# START OF THE DATA

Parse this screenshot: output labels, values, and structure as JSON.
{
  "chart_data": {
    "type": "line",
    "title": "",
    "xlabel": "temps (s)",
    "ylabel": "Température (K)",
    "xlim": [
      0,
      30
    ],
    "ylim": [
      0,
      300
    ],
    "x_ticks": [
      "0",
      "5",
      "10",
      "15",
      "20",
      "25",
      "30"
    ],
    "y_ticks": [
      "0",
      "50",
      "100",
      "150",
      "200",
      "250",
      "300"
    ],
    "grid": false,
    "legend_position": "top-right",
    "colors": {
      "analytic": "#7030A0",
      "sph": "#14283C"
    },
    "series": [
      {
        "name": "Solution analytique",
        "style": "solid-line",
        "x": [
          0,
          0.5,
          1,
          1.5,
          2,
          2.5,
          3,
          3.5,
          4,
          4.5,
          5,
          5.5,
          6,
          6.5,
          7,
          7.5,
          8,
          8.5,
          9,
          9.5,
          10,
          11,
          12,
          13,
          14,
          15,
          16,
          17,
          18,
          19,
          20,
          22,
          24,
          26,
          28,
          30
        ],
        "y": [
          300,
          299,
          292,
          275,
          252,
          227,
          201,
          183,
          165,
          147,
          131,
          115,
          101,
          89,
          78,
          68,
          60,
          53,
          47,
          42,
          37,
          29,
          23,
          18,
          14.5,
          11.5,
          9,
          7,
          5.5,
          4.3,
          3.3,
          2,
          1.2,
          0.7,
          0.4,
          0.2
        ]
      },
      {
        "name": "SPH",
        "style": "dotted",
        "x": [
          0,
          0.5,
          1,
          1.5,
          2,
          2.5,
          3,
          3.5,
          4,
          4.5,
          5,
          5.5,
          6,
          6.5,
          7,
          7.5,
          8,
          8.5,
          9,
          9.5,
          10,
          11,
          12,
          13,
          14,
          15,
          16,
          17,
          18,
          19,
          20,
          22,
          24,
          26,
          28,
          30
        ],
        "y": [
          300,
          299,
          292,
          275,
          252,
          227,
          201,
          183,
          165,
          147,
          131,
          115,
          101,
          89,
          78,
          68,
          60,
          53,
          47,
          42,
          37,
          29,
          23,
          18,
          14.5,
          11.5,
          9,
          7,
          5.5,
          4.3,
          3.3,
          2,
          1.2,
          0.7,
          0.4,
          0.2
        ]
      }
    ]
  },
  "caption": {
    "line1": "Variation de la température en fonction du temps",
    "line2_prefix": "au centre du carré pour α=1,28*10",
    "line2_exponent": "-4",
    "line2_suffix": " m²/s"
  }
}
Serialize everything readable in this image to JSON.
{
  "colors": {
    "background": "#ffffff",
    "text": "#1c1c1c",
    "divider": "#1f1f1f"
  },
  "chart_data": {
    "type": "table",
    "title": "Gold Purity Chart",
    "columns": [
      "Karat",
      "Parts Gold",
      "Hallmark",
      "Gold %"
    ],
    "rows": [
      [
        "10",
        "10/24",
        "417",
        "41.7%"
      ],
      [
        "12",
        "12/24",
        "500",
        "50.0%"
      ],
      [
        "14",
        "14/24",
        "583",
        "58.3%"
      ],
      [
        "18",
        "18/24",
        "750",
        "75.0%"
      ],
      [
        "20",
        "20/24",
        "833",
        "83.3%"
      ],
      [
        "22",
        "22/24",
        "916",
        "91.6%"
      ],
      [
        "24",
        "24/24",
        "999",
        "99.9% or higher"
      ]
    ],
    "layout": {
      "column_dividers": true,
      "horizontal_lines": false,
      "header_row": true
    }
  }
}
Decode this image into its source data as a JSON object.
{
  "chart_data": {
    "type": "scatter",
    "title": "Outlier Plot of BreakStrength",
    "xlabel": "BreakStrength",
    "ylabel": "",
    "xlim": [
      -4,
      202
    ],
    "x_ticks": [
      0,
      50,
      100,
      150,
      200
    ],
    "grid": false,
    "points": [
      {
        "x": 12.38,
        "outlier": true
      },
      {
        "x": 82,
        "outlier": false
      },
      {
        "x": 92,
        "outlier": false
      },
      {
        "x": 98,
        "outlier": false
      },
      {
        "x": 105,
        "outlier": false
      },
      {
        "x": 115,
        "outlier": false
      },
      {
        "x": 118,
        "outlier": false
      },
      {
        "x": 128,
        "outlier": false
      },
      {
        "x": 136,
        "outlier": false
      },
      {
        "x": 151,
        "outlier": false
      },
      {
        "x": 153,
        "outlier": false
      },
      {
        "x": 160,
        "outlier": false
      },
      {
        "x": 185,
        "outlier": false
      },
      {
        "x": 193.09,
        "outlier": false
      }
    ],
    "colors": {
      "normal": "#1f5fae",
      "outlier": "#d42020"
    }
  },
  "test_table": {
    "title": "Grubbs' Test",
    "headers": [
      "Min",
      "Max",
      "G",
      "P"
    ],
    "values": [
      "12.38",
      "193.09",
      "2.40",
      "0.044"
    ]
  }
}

# END OF THE DATA

PROBLEM REQUIREMENTS:
Make an exact copy of the listing, including every line.

EXPECTED ANSWER:
Parse this screenshot: output labels, values, and structure as JSON.
{
  "chart_data": {
    "type": "line",
    "title": "",
    "xlabel": "temps (s)",
    "ylabel": "Température (K)",
    "xlim": [
      0,
      30
    ],
    "ylim": [
      0,
      300
    ],
    "x_ticks": [
      "0",
      "5",
      "10",
      "15",
      "20",
      "25",
      "30"
    ],
    "y_ticks": [
      "0",
      "50",
      "100",
      "150",
      "200",
      "250",
      "300"
    ],
    "grid": false,
    "legend_position": "top-right",
    "colors": {
      "analytic": "#7030A0",
      "sph": "#14283C"
    },
    "series": [
      {
        "name": "Solution analytique",
        "style": "solid-line",
        "x": [
          0,
          0.5,
          1,
          1.5,
          2,
          2.5,
          3,
          3.5,
          4,
          4.5,
          5,
          5.5,
          6,
          6.5,
          7,
          7.5,
          8,
          8.5,
          9,
          9.5,
          10,
          11,
          12,
          13,
          14,
          15,
          16,
          17,
          18,
          19,
          20,
          22,
          24,
          26,
          28,
          30
        ],
        "y": [
          300,
          299,
          292,
          275,
          252,
          227,
          201,
          183,
          165,
          147,
          131,
          115,
          101,
          89,
          78,
          68,
          60,
          53,
          47,
          42,
          37,
          29,
          23,
          18,
          14.5,
          11.5,
          9,
          7,
          5.5,
          4.3,
          3.3,
          2,
          1.2,
          0.7,
          0.4,
          0.2
        ]
      },
      {
        "name": "SPH",
        "style": "dotted",
        "x": [
          0,
          0.5,
          1,
          1.5,
          2,
          2.5,
          3,
          3.5,
          4,
          4.5,
          5,
          5.5,
          6,
          6.5,
          7,
          7.5,
          8,
          8.5,
          9,
          9.5,
          10,
          11,
          12,
          13,
          14,
          15,
          16,
          17,
          18,
          19,
          20,
          22,
          24,
          26,
          28,
          30
        ],
        "y": [
          300,
          299,
          292,
          275,
          252,
          227,
          201,
          183,
          165,
          147,
          131,
          115,
          101,
          89,
          78,
          68,
          60,
          53,
          47,
          42,
          37,
          29,
          23,
          18,
          14.5,
          11.5,
          9,
          7,
          5.5,
          4.3,
          3.3,
          2,
          1.2,
          0.7,
          0.4,
          0.2
        ]
      }
    ]
  },
  "caption": {
    "line1": "Variation de la température en fonction du temps",
    "line2_prefix": "au centre du carré pour α=1,28*10",
    "line2_exponent": "-4",
    "line2_suffix": " m²/s"
  }
}
Serialize everything readable in this image to JSON.
{
  "colors": {
    "background": "#ffffff",
    "text": "#1c1c1c",
    "divider": "#1f1f1f"
  },
  "chart_data": {
    "type": "table",
    "title": "Gold Purity Chart",
    "columns": [
      "Karat",
      "Parts Gold",
      "Hallmark",
      "Gold %"
    ],
    "rows": [
      [
        "10",
        "10/24",
        "417",
        "41.7%"
      ],
      [
        "12",
        "12/24",
        "500",
        "50.0%"
      ],
      [
        "14",
        "14/24",
        "583",
        "58.3%"
      ],
      [
        "18",
        "18/24",
        "750",
        "75.0%"
      ],
      [
        "20",
        "20/24",
        "833",
        "83.3%"
      ],
      [
        "22",
        "22/24",
        "916",
        "91.6%"
      ],
      [
        "24",
        "24/24",
        "999",
        "99.9% or higher"
      ]
    ],
    "layout": {
      "column_dividers": true,
      "horizontal_lines": false,
      "header_row": true
    }
  }
}
Decode this image into its source data as a JSON object.
{
  "chart_data": {
    "type": "scatter",
    "title": "Outlier Plot of BreakStrength",
    "xlabel": "BreakStrength",
    "ylabel": "",
    "xlim": [
      -4,
      202
    ],
    "x_ticks": [
      0,
      50,
      100,
      150,
      200
    ],
    "grid": false,
    "points": [
      {
        "x": 12.38,
        "outlier": true
      },
      {
        "x": 82,
        "outlier": false
      },
      {
        "x": 92,
        "outlier": false
      },
      {
        "x": 98,
        "outlier": false
      },
      {
        "x": 105,
        "outlier": false
      },
      {
        "x": 115,
        "outlier": false
      },
      {
        "x": 118,
        "outlier": false
      },
      {
        "x": 128,
        "outlier": false
      },
      {
        "x": 136,
        "outlier": false
      },
      {
        "x": 151,
        "outlier": false
      },
      {
        "x": 153,
        "outlier": false
      },
      {
        "x": 160,
        "outlier": false
      },
      {
        "x": 185,
        "outlier": false
      },
      {
        "x": 193.09,
        "outlier": false
      }
    ],
    "colors": {
      "normal": "#1f5fae",
      "outlier": "#d42020"
    }
  },
  "test_table": {
    "title": "Grubbs' Test",
    "headers": [
      "Min",
      "Max",
      "G",
      "P"
    ],
    "values": [
      "12.38",
      "193.09",
      "2.40",
      "0.044"
    ]
  }
}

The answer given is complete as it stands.